CONSIGNE:
Réécrivez le passage de la critique de My cousin Rachel qui commence par les mots « Un film de Roger » et se termine par « costumes du XIXème. », en remplaçant « film » par « long métrage ».

TEXTE RETENU:
My cousin Rachel


My cousin Rachel

Un film de Roger Michell

Avec Rachel Weisz, Sam Claflin, Holliday Grainger, Iain Glen

En adaptant ce roman de Daphné du Maurier, Roger Michell nous offre un Hitchcock en costumes du XIXème.

Article de Jean-Max Méjean 4 étoiles



Intensité psychologique

Voici le septième film de l’éclectique réalisateur d’origine sud-africaine, Roger Michell toujours très à l’aise dans le changement de style et de ton, passant de Coup de foudre à Notting Hill (1999), à Week-end royal (2013) et Un week-end à Paris (2014). Pour My cousin Rachel, il nous régale d’un très beau film en décors et costumes, à l’anglaise, dans la région de Devon, au début du XIXe siècle. S’inspirant du huitième roman à succès de Daphné du Maurier écrit en 1951, My cousin Rachel reste fidèle à l’esprit de la romancière dont l’œuvre est caractérisée par une remarquable alliance de passion, de suspense et de portraits d’une grande intensité psychologique de personnages plongés dans des relations souvent obsessionnelles. Ce n’est pas pour rien qu’elle a beaucoup inspiré Alfred Hitchcock qui a adapté trois de ses œuvres, La Taverne de la Jamaïque (1939), Rebecca (1940) et Les Oiseaux (1963).

Entrées du jeu de données
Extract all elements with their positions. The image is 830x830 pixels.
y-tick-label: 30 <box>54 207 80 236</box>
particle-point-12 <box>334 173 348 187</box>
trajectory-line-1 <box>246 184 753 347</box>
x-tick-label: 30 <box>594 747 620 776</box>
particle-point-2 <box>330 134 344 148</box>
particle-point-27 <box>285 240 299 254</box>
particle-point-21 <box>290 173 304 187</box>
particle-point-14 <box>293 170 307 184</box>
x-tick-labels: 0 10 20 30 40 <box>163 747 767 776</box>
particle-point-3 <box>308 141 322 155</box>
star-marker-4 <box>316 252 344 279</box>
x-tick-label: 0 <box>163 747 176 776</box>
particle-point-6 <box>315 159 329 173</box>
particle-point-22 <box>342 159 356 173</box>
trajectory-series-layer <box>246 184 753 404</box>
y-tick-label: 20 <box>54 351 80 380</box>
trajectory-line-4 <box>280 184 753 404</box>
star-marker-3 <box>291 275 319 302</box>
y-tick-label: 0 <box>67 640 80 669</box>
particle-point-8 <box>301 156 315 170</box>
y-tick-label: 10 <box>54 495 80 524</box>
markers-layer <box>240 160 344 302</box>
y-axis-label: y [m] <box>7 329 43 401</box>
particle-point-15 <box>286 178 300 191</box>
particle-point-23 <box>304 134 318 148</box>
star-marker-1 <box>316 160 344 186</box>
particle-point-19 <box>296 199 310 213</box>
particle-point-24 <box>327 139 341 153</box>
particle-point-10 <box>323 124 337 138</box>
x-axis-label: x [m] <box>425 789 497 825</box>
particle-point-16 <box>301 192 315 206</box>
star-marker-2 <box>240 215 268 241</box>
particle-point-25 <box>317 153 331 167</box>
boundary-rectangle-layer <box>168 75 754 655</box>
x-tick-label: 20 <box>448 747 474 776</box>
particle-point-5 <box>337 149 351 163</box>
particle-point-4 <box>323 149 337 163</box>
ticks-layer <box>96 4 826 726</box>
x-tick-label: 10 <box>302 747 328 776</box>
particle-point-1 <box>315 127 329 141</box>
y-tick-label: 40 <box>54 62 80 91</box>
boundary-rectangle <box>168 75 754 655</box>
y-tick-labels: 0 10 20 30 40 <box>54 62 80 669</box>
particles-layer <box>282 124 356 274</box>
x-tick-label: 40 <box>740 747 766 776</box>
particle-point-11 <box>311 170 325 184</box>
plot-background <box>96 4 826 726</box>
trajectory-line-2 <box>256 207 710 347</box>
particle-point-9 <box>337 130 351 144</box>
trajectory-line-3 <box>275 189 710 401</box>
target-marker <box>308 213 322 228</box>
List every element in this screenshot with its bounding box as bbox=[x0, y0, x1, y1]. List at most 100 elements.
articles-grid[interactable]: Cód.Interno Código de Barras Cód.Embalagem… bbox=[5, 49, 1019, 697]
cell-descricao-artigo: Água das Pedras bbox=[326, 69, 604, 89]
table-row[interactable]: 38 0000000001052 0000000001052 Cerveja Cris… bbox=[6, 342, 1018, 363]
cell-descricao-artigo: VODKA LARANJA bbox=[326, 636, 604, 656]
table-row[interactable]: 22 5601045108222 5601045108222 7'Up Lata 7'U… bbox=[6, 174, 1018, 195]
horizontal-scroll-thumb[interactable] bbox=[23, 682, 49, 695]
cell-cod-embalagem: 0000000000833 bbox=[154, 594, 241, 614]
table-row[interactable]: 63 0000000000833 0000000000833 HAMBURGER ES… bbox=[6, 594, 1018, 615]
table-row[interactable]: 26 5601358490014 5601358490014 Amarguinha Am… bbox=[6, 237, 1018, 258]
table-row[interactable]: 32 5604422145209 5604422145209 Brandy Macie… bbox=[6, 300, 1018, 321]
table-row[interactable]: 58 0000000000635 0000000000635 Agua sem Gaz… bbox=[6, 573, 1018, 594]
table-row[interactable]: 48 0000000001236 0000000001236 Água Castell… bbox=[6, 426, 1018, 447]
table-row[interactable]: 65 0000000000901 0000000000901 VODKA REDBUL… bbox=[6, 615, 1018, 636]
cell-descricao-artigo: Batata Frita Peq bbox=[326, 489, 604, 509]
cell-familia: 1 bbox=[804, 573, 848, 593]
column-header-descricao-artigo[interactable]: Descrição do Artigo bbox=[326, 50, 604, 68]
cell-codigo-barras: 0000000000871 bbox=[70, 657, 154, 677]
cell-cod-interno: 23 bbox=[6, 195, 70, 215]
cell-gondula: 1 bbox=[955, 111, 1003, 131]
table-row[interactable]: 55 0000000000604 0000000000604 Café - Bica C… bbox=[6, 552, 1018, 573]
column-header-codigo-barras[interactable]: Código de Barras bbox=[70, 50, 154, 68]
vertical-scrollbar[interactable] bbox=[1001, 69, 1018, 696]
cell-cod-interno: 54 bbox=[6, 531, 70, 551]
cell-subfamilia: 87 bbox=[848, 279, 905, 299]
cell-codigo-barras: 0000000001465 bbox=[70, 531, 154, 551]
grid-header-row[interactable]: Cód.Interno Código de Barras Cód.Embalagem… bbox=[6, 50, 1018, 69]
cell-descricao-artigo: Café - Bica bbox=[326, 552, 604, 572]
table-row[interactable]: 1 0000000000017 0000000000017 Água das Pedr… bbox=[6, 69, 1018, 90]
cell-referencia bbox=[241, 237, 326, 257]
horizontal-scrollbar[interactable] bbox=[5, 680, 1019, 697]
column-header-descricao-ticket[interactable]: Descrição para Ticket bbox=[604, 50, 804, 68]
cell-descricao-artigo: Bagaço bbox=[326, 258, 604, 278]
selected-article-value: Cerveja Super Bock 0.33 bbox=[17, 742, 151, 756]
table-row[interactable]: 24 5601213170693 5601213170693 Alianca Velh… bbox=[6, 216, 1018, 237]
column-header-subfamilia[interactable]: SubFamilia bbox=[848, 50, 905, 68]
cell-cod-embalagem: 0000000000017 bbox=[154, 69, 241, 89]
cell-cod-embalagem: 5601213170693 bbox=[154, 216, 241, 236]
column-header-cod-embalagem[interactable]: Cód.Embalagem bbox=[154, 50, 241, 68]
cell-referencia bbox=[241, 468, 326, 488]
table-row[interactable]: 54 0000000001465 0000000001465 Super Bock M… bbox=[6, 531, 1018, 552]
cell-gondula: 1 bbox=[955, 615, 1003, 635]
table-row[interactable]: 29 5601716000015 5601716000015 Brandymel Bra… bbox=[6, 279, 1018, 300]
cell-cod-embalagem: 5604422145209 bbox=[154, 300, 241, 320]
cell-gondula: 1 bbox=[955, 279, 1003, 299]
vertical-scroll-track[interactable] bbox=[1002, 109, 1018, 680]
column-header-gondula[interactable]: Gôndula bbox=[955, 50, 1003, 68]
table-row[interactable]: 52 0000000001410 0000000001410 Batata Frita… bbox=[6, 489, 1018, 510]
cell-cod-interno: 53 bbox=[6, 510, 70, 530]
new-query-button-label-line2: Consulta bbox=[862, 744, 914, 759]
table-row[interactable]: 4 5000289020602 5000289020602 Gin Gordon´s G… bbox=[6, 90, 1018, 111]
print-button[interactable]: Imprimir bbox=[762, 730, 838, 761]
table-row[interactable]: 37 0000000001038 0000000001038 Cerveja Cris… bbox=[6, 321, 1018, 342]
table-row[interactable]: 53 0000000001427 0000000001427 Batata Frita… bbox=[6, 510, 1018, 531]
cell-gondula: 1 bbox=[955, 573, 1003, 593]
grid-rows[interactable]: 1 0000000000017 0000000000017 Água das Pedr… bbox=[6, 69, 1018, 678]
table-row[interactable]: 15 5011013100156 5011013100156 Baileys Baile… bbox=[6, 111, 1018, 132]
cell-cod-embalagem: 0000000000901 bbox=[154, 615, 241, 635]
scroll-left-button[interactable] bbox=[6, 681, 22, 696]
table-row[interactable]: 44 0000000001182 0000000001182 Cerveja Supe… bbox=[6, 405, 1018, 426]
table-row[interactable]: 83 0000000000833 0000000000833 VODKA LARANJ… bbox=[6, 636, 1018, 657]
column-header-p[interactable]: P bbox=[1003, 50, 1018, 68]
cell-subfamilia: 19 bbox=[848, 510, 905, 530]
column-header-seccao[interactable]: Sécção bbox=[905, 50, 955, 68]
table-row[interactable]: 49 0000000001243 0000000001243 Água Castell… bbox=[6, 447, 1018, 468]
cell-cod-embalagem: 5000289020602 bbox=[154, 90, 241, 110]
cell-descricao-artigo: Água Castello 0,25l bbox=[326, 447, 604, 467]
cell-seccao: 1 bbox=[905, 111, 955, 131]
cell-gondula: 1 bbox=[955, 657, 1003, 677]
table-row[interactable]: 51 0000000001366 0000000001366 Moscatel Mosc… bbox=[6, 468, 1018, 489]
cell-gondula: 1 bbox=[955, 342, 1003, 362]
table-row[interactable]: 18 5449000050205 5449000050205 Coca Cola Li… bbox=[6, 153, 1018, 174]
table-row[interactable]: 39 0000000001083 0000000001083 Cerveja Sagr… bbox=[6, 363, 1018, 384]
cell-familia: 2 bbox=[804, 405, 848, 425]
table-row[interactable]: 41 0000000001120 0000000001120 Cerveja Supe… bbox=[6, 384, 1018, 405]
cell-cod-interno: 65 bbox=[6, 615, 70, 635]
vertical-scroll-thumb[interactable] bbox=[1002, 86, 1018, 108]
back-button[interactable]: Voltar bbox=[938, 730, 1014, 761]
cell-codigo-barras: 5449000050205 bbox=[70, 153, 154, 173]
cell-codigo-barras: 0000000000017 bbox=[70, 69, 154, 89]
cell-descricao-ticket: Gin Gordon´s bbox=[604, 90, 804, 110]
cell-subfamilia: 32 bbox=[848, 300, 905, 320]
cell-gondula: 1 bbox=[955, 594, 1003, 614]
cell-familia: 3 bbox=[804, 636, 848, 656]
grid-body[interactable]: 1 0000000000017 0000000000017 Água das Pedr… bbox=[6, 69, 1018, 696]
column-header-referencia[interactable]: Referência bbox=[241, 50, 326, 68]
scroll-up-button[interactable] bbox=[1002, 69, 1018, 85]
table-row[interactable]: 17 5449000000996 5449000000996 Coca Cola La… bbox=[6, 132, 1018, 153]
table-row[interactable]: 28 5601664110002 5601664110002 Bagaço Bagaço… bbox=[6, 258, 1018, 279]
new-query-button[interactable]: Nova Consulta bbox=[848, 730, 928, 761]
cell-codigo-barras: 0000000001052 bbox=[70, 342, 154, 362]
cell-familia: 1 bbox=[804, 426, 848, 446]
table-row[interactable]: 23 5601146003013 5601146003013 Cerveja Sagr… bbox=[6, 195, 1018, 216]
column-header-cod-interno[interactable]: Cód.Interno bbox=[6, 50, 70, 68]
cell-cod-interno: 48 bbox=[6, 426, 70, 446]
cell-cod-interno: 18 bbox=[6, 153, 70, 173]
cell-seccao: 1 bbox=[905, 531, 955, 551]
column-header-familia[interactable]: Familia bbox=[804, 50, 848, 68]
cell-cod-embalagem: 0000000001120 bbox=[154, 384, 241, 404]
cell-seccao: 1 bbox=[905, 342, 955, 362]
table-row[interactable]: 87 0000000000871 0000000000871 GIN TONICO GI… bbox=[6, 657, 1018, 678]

CORRIGÉ CI-DESSOUS:
Un long métrage de Roger Michell

Avec Rachel Weisz, Sam Claflin, Holliday Grainger, Iain Glen

En adaptant ce roman de Daphné du Maurier, Roger Michell nous offre un Hitchcock en costumes du XIXème.